- Goal of the exercise
Repeat the material verbatim and drop the pictures.

- The records
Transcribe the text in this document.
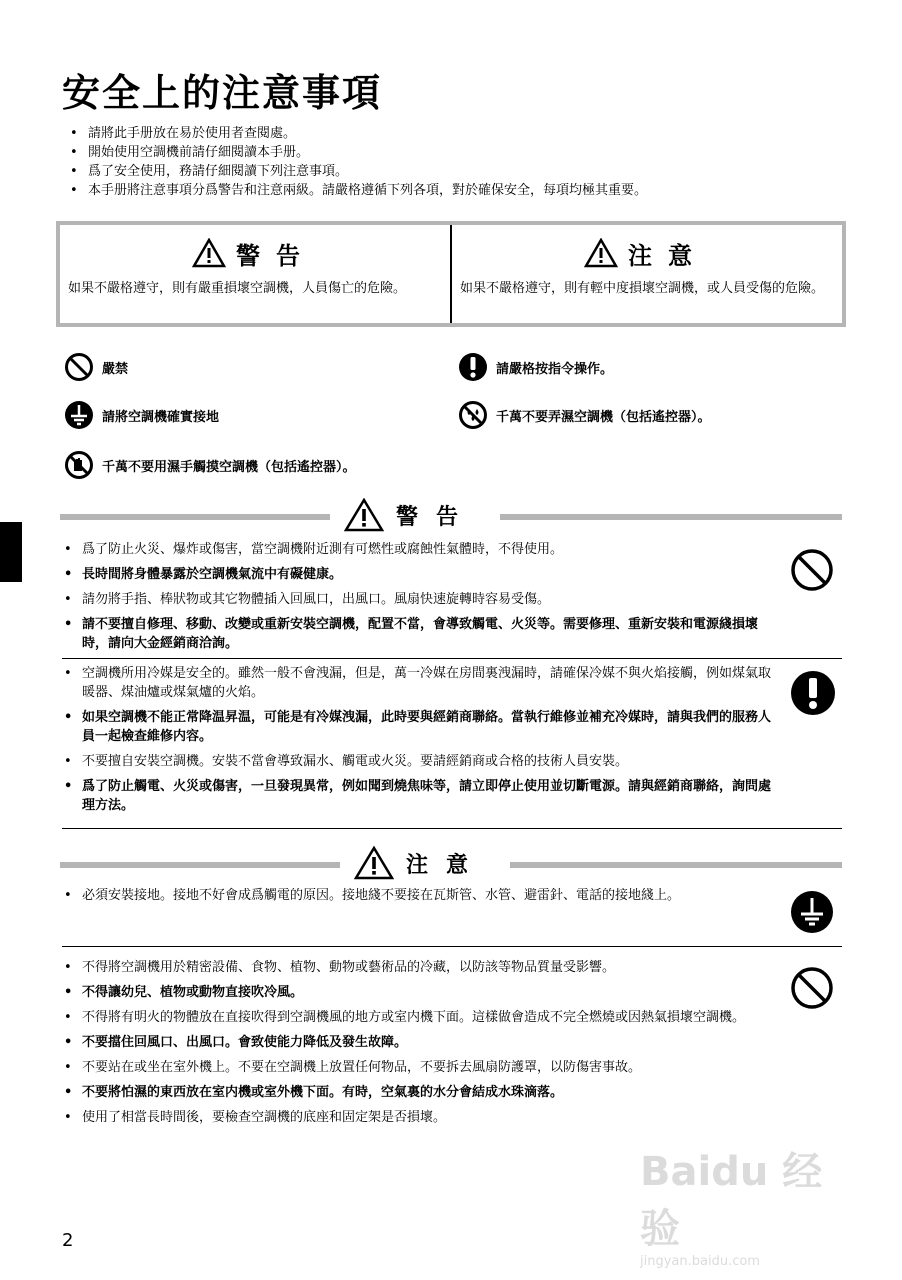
安全上的注意事項
• 請將此手册放在易於使用者查閱處。
• 開始使用空調機前請仔細閱讀本手册。
• 爲了安全使用，務請仔細閱讀下列注意事項。
• 本手册將注意事項分爲警告和注意兩級。請嚴格遵循下列各項，對於確保安全，每項均極其重要。
警告
如果不嚴格遵守，則有嚴重損壞空調機，人員傷亡的危險。
注意
如果不嚴格遵守，則有輕中度損壞空調機，或人員受傷的危險。
嚴禁	請嚴格按指令操作。
請將空調機確實接地	千萬不要弄濕空調機（包括遙控器）。
千萬不要用濕手觸摸空調機（包括遙控器）。
警告
• 爲了防止火災、爆炸或傷害，當空調機附近測有可燃性或腐蝕性氣體時，不得使用。
• 長時間將身體暴露於空調機氣流中有礙健康。
• 請勿將手指、棒狀物或其它物體插入回風口，出風口。風扇快速旋轉時容易受傷。
• 請不要擅自修理、移動、改變或重新安裝空調機，配置不當，會導致觸電、火災等。需要修理、重新安裝和電源綫損壞時，請向大金經銷商洽詢。
• 空調機所用冷媒是安全的。雖然一般不會洩漏，但是，萬一冷媒在房間裏洩漏時，請確保冷媒不與火焰接觸，例如煤氣取暖器、煤油爐或煤氣爐的火焰。
• 如果空調機不能正常降温昇温，可能是有冷媒洩漏，此時要與經銷商聯絡。當執行維修並補充冷媒時，請與我們的服務人員一起檢查維修内容。
• 不要擅自安裝空調機。安裝不當會導致漏水、觸電或火災。要請經銷商或合格的技術人員安裝。
• 爲了防止觸電、火災或傷害，一旦發現異常，例如聞到燒焦味等，請立即停止使用並切斷電源。請與經銷商聯絡，詢問處理方法。
注意
• 必須安裝接地。接地不好會成爲觸電的原因。接地綫不要接在瓦斯管、水管、避雷針、電話的接地綫上。
• 不得將空調機用於精密設備、食物、植物、動物或藝術品的冷藏，以防該等物品質量受影響。
• 不得讓幼兒、植物或動物直接吹冷風。
• 不得將有明火的物體放在直接吹得到空調機風的地方或室内機下面。這樣做會造成不完全燃燒或因熱氣損壞空調機。
• 不要擋住回風口、出風口。會致使能力降低及發生故障。
• 不要站在或坐在室外機上。不要在空調機上放置任何物品，不要拆去風扇防護罩，以防傷害事故。
• 不要將怕濕的東西放在室内機或室外機下面。有時，空氣裏的水分會結成水珠滴落。
• 使用了相當長時間後，要檢查空調機的底座和固定架是否損壞。
2
Baidu 经验
jingyan.baidu.com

- Full output
Transcribe the text in this document.
安全上的注意事項
• 請將此手册放在易於使用者查閱處。
• 開始使用空調機前請仔細閱讀本手册。
• 爲了安全使用，務請仔細閱讀下列注意事項。
• 本手册將注意事項分爲警告和注意兩級。請嚴格遵循下列各項，對於確保安全，每項均極其重要。
警告
如果不嚴格遵守，則有嚴重損壞空調機，人員傷亡的危險。
注意
如果不嚴格遵守，則有輕中度損壞空調機，或人員受傷的危險。
嚴禁	請嚴格按指令操作。
請將空調機確實接地	千萬不要弄濕空調機（包括遙控器）。
千萬不要用濕手觸摸空調機（包括遙控器）。
警告
• 爲了防止火災、爆炸或傷害，當空調機附近測有可燃性或腐蝕性氣體時，不得使用。
• 長時間將身體暴露於空調機氣流中有礙健康。
• 請勿將手指、棒狀物或其它物體插入回風口，出風口。風扇快速旋轉時容易受傷。
• 請不要擅自修理、移動、改變或重新安裝空調機，配置不當，會導致觸電、火災等。需要修理、重新安裝和電源綫損壞時，請向大金經銷商洽詢。
• 空調機所用冷媒是安全的。雖然一般不會洩漏，但是，萬一冷媒在房間裏洩漏時，請確保冷媒不與火焰接觸，例如煤氣取暖器、煤油爐或煤氣爐的火焰。
• 如果空調機不能正常降温昇温，可能是有冷媒洩漏，此時要與經銷商聯絡。當執行維修並補充冷媒時，請與我們的服務人員一起檢查維修内容。
• 不要擅自安裝空調機。安裝不當會導致漏水、觸電或火災。要請經銷商或合格的技術人員安裝。
• 爲了防止觸電、火災或傷害，一旦發現異常，例如聞到燒焦味等，請立即停止使用並切斷電源。請與經銷商聯絡，詢問處理方法。
注意
• 必須安裝接地。接地不好會成爲觸電的原因。接地綫不要接在瓦斯管、水管、避雷針、電話的接地綫上。
• 不得將空調機用於精密設備、食物、植物、動物或藝術品的冷藏，以防該等物品質量受影響。
• 不得讓幼兒、植物或動物直接吹冷風。
• 不得將有明火的物體放在直接吹得到空調機風的地方或室内機下面。這樣做會造成不完全燃燒或因熱氣損壞空調機。
• 不要擋住回風口、出風口。會致使能力降低及發生故障。
• 不要站在或坐在室外機上。不要在空調機上放置任何物品，不要拆去風扇防護罩，以防傷害事故。
• 不要將怕濕的東西放在室内機或室外機下面。有時，空氣裏的水分會結成水珠滴落。
• 使用了相當長時間後，要檢查空調機的底座和固定架是否損壞。
2
Baidu 经验
jingyan.baidu.com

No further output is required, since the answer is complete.